>>>

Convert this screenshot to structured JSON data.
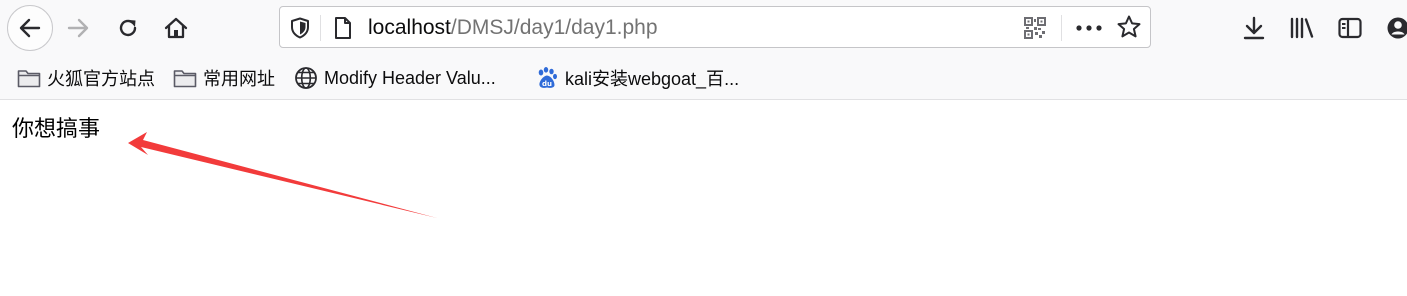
{
  "browser": {
    "url_host": "localhost",
    "url_path": "/DMSJ/day1/day1.php"
  },
  "bookmarks": [
    {
      "label": "火狐官方站点",
      "icon": "folder-icon"
    },
    {
      "label": "常用网址",
      "icon": "folder-icon"
    },
    {
      "label": "Modify Header Valu...",
      "icon": "globe-icon"
    },
    {
      "label": "kali安装webgoat_百...",
      "icon": "baidu-icon"
    }
  ],
  "page": {
    "text": "你想搞事"
  },
  "colors": {
    "arrow": "#f23b3b",
    "baidu": "#2f6bd8"
  }
}
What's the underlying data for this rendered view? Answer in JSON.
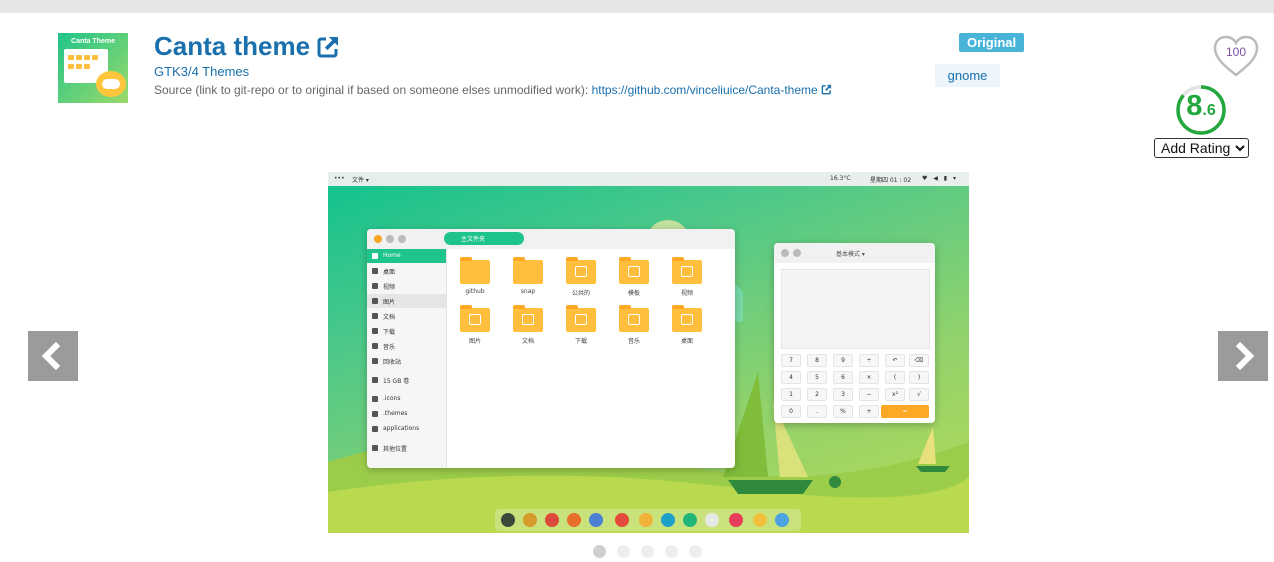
{
  "header": {
    "title": "Canta theme",
    "category": "GTK3/4 Themes",
    "source_label": "Source (link to git-repo or to original if based on someone elses unmodified work):",
    "source_url": "https://github.com/vinceliuice/Canta-theme",
    "thumbnail_text": "Canta Theme"
  },
  "badges": {
    "original": "Original",
    "tag": "gnome"
  },
  "rating": {
    "likes": "100",
    "score_int": "8",
    "score_dec": ".6",
    "add_rating": "Add Rating",
    "score_fraction": 0.86
  },
  "icons": [
    "external-link-icon",
    "heart-icon",
    "chevron-left-icon",
    "chevron-right-icon"
  ],
  "colors": {
    "link": "#1a6fad",
    "original_badge": "#48b4d7",
    "tag_bg": "#ecf5fb",
    "score": "#22a83c",
    "nav_arrow": "#9b9b9b"
  },
  "screenshot": {
    "panel": {
      "menu": "文件 ▾",
      "weather": "16.3°C",
      "clock": "星期四 01 : 02",
      "tray": "♥ ◀ ▮ ▾"
    },
    "file_manager": {
      "path": "主文件夹",
      "sidebar": [
        "Home",
        "桌面",
        "视频",
        "图片",
        "文档",
        "下载",
        "音乐",
        "回收站",
        "15 GB 卷",
        ".icons",
        ".themes",
        "applications",
        "其他位置"
      ],
      "folders": [
        "github",
        "snap",
        "公共的",
        "模板",
        "视频",
        "图片",
        "文档",
        "下载",
        "音乐",
        "桌面"
      ]
    },
    "calculator": {
      "mode": "基本模式 ▾",
      "keys": [
        "7",
        "8",
        "9",
        "÷",
        "↶",
        "⌫",
        "4",
        "5",
        "6",
        "×",
        "(",
        ")",
        "1",
        "2",
        "3",
        "−",
        "x²",
        "√",
        "0",
        ".",
        "%",
        "+",
        "="
      ]
    }
  },
  "carousel": {
    "slides": 5,
    "active": 0
  }
}
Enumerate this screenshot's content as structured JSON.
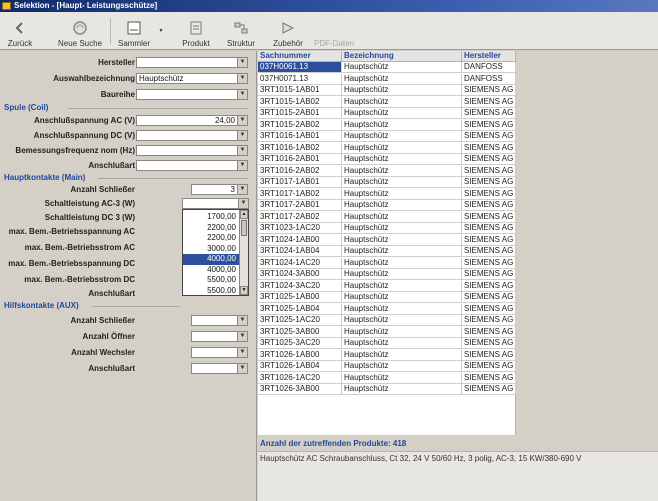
{
  "window": {
    "title": "Selektion - [Haupt- Leistungsschütze]"
  },
  "toolbar": {
    "back": "Zurück",
    "new_search": "Neue Suche",
    "collector": "Sammler",
    "product": "Produkt",
    "structure": "Struktur",
    "accessories": "Zubehör",
    "pdf": "PDF-Daten"
  },
  "filters": {
    "manufacturer_label": "Hersteller",
    "selection_label": "Auswahlbezeichnung",
    "selection_value": "Hauptschütz",
    "series_label": "Baureihe",
    "coil_group": "Spule (Coil)",
    "voltage_ac_label": "Anschlußspannung AC (V)",
    "voltage_ac_value": "24,00",
    "voltage_dc_label": "Anschlußspannung DC (V)",
    "freq_label": "Bemessungsfrequenz nom (Hz)",
    "conn_type_label": "Anschlußart",
    "main_group": "Hauptkontakte (Main)",
    "closers_label": "Anzahl Schließer",
    "closers_value": "3",
    "power_ac3_label": "Schaltleistung AC-3 (W)",
    "power_dc3_label": "Schaltleistung DC 3 (W)",
    "max_voltage_ac_label": "max. Bem.-Betriebsspannung AC",
    "max_current_ac_label": "max. Bem.-Betriebsstrom AC",
    "max_voltage_dc_label": "max. Bem.-Betriebsspannung DC",
    "max_current_dc_label": "max. Bem.-Betriebsstrom DC",
    "main_conn_label": "Anschlußart",
    "aux_group": "Hilfskontakte (AUX)",
    "aux_closers_label": "Anzahl Schließer",
    "aux_openers_label": "Anzahl Öffner",
    "aux_changers_label": "Anzahl Wechsler",
    "aux_conn_label": "Anschlußart"
  },
  "dropdown": {
    "options": [
      "1700,00",
      "2200,00",
      "2200,00",
      "3000,00",
      "4000,00",
      "4000,00",
      "5500,00",
      "5500,00"
    ],
    "selected_index": 4
  },
  "table": {
    "columns": [
      "Sachnummer",
      "Bezeichnung",
      "Hersteller"
    ],
    "rows": [
      [
        "037H0061.13",
        "Hauptschütz",
        "DANFOSS"
      ],
      [
        "037H0071.13",
        "Hauptschütz",
        "DANFOSS"
      ],
      [
        "3RT1015-1AB01",
        "Hauptschütz",
        "SIEMENS AG"
      ],
      [
        "3RT1015-1AB02",
        "Hauptschütz",
        "SIEMENS AG"
      ],
      [
        "3RT1015-2AB01",
        "Hauptschütz",
        "SIEMENS AG"
      ],
      [
        "3RT1015-2AB02",
        "Hauptschütz",
        "SIEMENS AG"
      ],
      [
        "3RT1016-1AB01",
        "Hauptschütz",
        "SIEMENS AG"
      ],
      [
        "3RT1016-1AB02",
        "Hauptschütz",
        "SIEMENS AG"
      ],
      [
        "3RT1016-2AB01",
        "Hauptschütz",
        "SIEMENS AG"
      ],
      [
        "3RT1016-2AB02",
        "Hauptschütz",
        "SIEMENS AG"
      ],
      [
        "3RT1017-1AB01",
        "Hauptschütz",
        "SIEMENS AG"
      ],
      [
        "3RT1017-1AB02",
        "Hauptschütz",
        "SIEMENS AG"
      ],
      [
        "3RT1017-2AB01",
        "Hauptschütz",
        "SIEMENS AG"
      ],
      [
        "3RT1017-2AB02",
        "Hauptschütz",
        "SIEMENS AG"
      ],
      [
        "3RT1023-1AC20",
        "Hauptschütz",
        "SIEMENS AG"
      ],
      [
        "3RT1024-1AB00",
        "Hauptschütz",
        "SIEMENS AG"
      ],
      [
        "3RT1024-1AB04",
        "Hauptschütz",
        "SIEMENS AG"
      ],
      [
        "3RT1024-1AC20",
        "Hauptschütz",
        "SIEMENS AG"
      ],
      [
        "3RT1024-3AB00",
        "Hauptschütz",
        "SIEMENS AG"
      ],
      [
        "3RT1024-3AC20",
        "Hauptschütz",
        "SIEMENS AG"
      ],
      [
        "3RT1025-1AB00",
        "Hauptschütz",
        "SIEMENS AG"
      ],
      [
        "3RT1025-1AB04",
        "Hauptschütz",
        "SIEMENS AG"
      ],
      [
        "3RT1025-1AC20",
        "Hauptschütz",
        "SIEMENS AG"
      ],
      [
        "3RT1025-3AB00",
        "Hauptschütz",
        "SIEMENS AG"
      ],
      [
        "3RT1025-3AC20",
        "Hauptschütz",
        "SIEMENS AG"
      ],
      [
        "3RT1026-1AB00",
        "Hauptschütz",
        "SIEMENS AG"
      ],
      [
        "3RT1026-1AB04",
        "Hauptschütz",
        "SIEMENS AG"
      ],
      [
        "3RT1026-1AC20",
        "Hauptschütz",
        "SIEMENS AG"
      ],
      [
        "3RT1026-3AB00",
        "Hauptschütz",
        "SIEMENS AG"
      ]
    ],
    "selected_row": 0
  },
  "status": {
    "count": "Anzahl der zutreffenden Produkte: 418",
    "description": "Hauptschütz AC Schraubanschluss, Ct 32, 24 V 50/60 Hz, 3 polig, AC-3, 15 KW/380-690 V"
  }
}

<<<

■ Instruction:
Without the pictures, restate all the entries above exactly.

■ Correct answer:
Convert this screenshot to structured JSON data.
{
  "browser": {
    "url_host": "localhost",
    "url_path": "/DMSJ/day1/day1.php"
  },
  "bookmarks": [
    {
      "label": "火狐官方站点",
      "icon": "folder-icon"
    },
    {
      "label": "常用网址",
      "icon": "folder-icon"
    },
    {
      "label": "Modify Header Valu...",
      "icon": "globe-icon"
    },
    {
      "label": "kali安装webgoat_百...",
      "icon": "baidu-icon"
    }
  ],
  "page": {
    "text": "你想搞事"
  },
  "colors": {
    "arrow": "#f23b3b",
    "baidu": "#2f6bd8"
  }
}
What's the underlying data for this rendered view? Answer in JSON.
{
  "header": {
    "title": "Canta theme",
    "category": "GTK3/4 Themes",
    "source_label": "Source (link to git-repo or to original if based on someone elses unmodified work):",
    "source_url": "https://github.com/vinceliuice/Canta-theme",
    "thumbnail_text": "Canta Theme"
  },
  "badges": {
    "original": "Original",
    "tag": "gnome"
  },
  "rating": {
    "likes": "100",
    "score_int": "8",
    "score_dec": ".6",
    "add_rating": "Add Rating",
    "score_fraction": 0.86
  },
  "icons": [
    "external-link-icon",
    "heart-icon",
    "chevron-left-icon",
    "chevron-right-icon"
  ],
  "colors": {
    "link": "#1a6fad",
    "original_badge": "#48b4d7",
    "tag_bg": "#ecf5fb",
    "score": "#22a83c",
    "nav_arrow": "#9b9b9b"
  },
  "screenshot": {
    "panel": {
      "menu": "文件 ▾",
      "weather": "16.3°C",
      "clock": "星期四 01 : 02",
      "tray": "♥ ◀ ▮ ▾"
    },
    "file_manager": {
      "path": "主文件夹",
      "sidebar": [
        "Home",
        "桌面",
        "视频",
        "图片",
        "文档",
        "下载",
        "音乐",
        "回收站",
        "15 GB 卷",
        ".icons",
        ".themes",
        "applications",
        "其他位置"
      ],
      "folders": [
        "github",
        "snap",
        "公共的",
        "模板",
        "视频",
        "图片",
        "文档",
        "下载",
        "音乐",
        "桌面"
      ]
    },
    "calculator": {
      "mode": "基本模式 ▾",
      "keys": [
        "7",
        "8",
        "9",
        "÷",
        "↶",
        "⌫",
        "4",
        "5",
        "6",
        "×",
        "(",
        ")",
        "1",
        "2",
        "3",
        "−",
        "x²",
        "√",
        "0",
        ".",
        "%",
        "+",
        "="
      ]
    }
  },
  "carousel": {
    "slides": 5,
    "active": 0
  }
}
Enumerate this screenshot's content as structured JSON.
{
  "window": {
    "title": "Selektion - [Haupt- Leistungsschütze]"
  },
  "toolbar": {
    "back": "Zurück",
    "new_search": "Neue Suche",
    "collector": "Sammler",
    "product": "Produkt",
    "structure": "Struktur",
    "accessories": "Zubehör",
    "pdf": "PDF-Daten"
  },
  "filters": {
    "manufacturer_label": "Hersteller",
    "selection_label": "Auswahlbezeichnung",
    "selection_value": "Hauptschütz",
    "series_label": "Baureihe",
    "coil_group": "Spule (Coil)",
    "voltage_ac_label": "Anschlußspannung AC (V)",
    "voltage_ac_value": "24,00",
    "voltage_dc_label": "Anschlußspannung DC (V)",
    "freq_label": "Bemessungsfrequenz nom (Hz)",
    "conn_type_label": "Anschlußart",
    "main_group": "Hauptkontakte (Main)",
    "closers_label": "Anzahl Schließer",
    "closers_value": "3",
    "power_ac3_label": "Schaltleistung AC-3 (W)",
    "power_dc3_label": "Schaltleistung DC 3 (W)",
    "max_voltage_ac_label": "max. Bem.-Betriebsspannung AC",
    "max_current_ac_label": "max. Bem.-Betriebsstrom AC",
    "max_voltage_dc_label": "max. Bem.-Betriebsspannung DC",
    "max_current_dc_label": "max. Bem.-Betriebsstrom DC",
    "main_conn_label": "Anschlußart",
    "aux_group": "Hilfskontakte (AUX)",
    "aux_closers_label": "Anzahl Schließer",
    "aux_openers_label": "Anzahl Öffner",
    "aux_changers_label": "Anzahl Wechsler",
    "aux_conn_label": "Anschlußart"
  },
  "dropdown": {
    "options": [
      "1700,00",
      "2200,00",
      "2200,00",
      "3000,00",
      "4000,00",
      "4000,00",
      "5500,00",
      "5500,00"
    ],
    "selected_index": 4
  },
  "table": {
    "columns": [
      "Sachnummer",
      "Bezeichnung",
      "Hersteller"
    ],
    "rows": [
      [
        "037H0061.13",
        "Hauptschütz",
        "DANFOSS"
      ],
      [
        "037H0071.13",
        "Hauptschütz",
        "DANFOSS"
      ],
      [
        "3RT1015-1AB01",
        "Hauptschütz",
        "SIEMENS AG"
      ],
      [
        "3RT1015-1AB02",
        "Hauptschütz",
        "SIEMENS AG"
      ],
      [
        "3RT1015-2AB01",
        "Hauptschütz",
        "SIEMENS AG"
      ],
      [
        "3RT1015-2AB02",
        "Hauptschütz",
        "SIEMENS AG"
      ],
      [
        "3RT1016-1AB01",
        "Hauptschütz",
        "SIEMENS AG"
      ],
      [
        "3RT1016-1AB02",
        "Hauptschütz",
        "SIEMENS AG"
      ],
      [
        "3RT1016-2AB01",
        "Hauptschütz",
        "SIEMENS AG"
      ],
      [
        "3RT1016-2AB02",
        "Hauptschütz",
        "SIEMENS AG"
      ],
      [
        "3RT1017-1AB01",
        "Hauptschütz",
        "SIEMENS AG"
      ],
      [
        "3RT1017-1AB02",
        "Hauptschütz",
        "SIEMENS AG"
      ],
      [
        "3RT1017-2AB01",
        "Hauptschütz",
        "SIEMENS AG"
      ],
      [
        "3RT1017-2AB02",
        "Hauptschütz",
        "SIEMENS AG"
      ],
      [
        "3RT1023-1AC20",
        "Hauptschütz",
        "SIEMENS AG"
      ],
      [
        "3RT1024-1AB00",
        "Hauptschütz",
        "SIEMENS AG"
      ],
      [
        "3RT1024-1AB04",
        "Hauptschütz",
        "SIEMENS AG"
      ],
      [
        "3RT1024-1AC20",
        "Hauptschütz",
        "SIEMENS AG"
      ],
      [
        "3RT1024-3AB00",
        "Hauptschütz",
        "SIEMENS AG"
      ],
      [
        "3RT1024-3AC20",
        "Hauptschütz",
        "SIEMENS AG"
      ],
      [
        "3RT1025-1AB00",
        "Hauptschütz",
        "SIEMENS AG"
      ],
      [
        "3RT1025-1AB04",
        "Hauptschütz",
        "SIEMENS AG"
      ],
      [
        "3RT1025-1AC20",
        "Hauptschütz",
        "SIEMENS AG"
      ],
      [
        "3RT1025-3AB00",
        "Hauptschütz",
        "SIEMENS AG"
      ],
      [
        "3RT1025-3AC20",
        "Hauptschütz",
        "SIEMENS AG"
      ],
      [
        "3RT1026-1AB00",
        "Hauptschütz",
        "SIEMENS AG"
      ],
      [
        "3RT1026-1AB04",
        "Hauptschütz",
        "SIEMENS AG"
      ],
      [
        "3RT1026-1AC20",
        "Hauptschütz",
        "SIEMENS AG"
      ],
      [
        "3RT1026-3AB00",
        "Hauptschütz",
        "SIEMENS AG"
      ]
    ],
    "selected_row": 0
  },
  "status": {
    "count": "Anzahl der zutreffenden Produkte: 418",
    "description": "Hauptschütz AC Schraubanschluss, Ct 32, 24 V 50/60 Hz, 3 polig, AC-3, 15 KW/380-690 V"
  }
}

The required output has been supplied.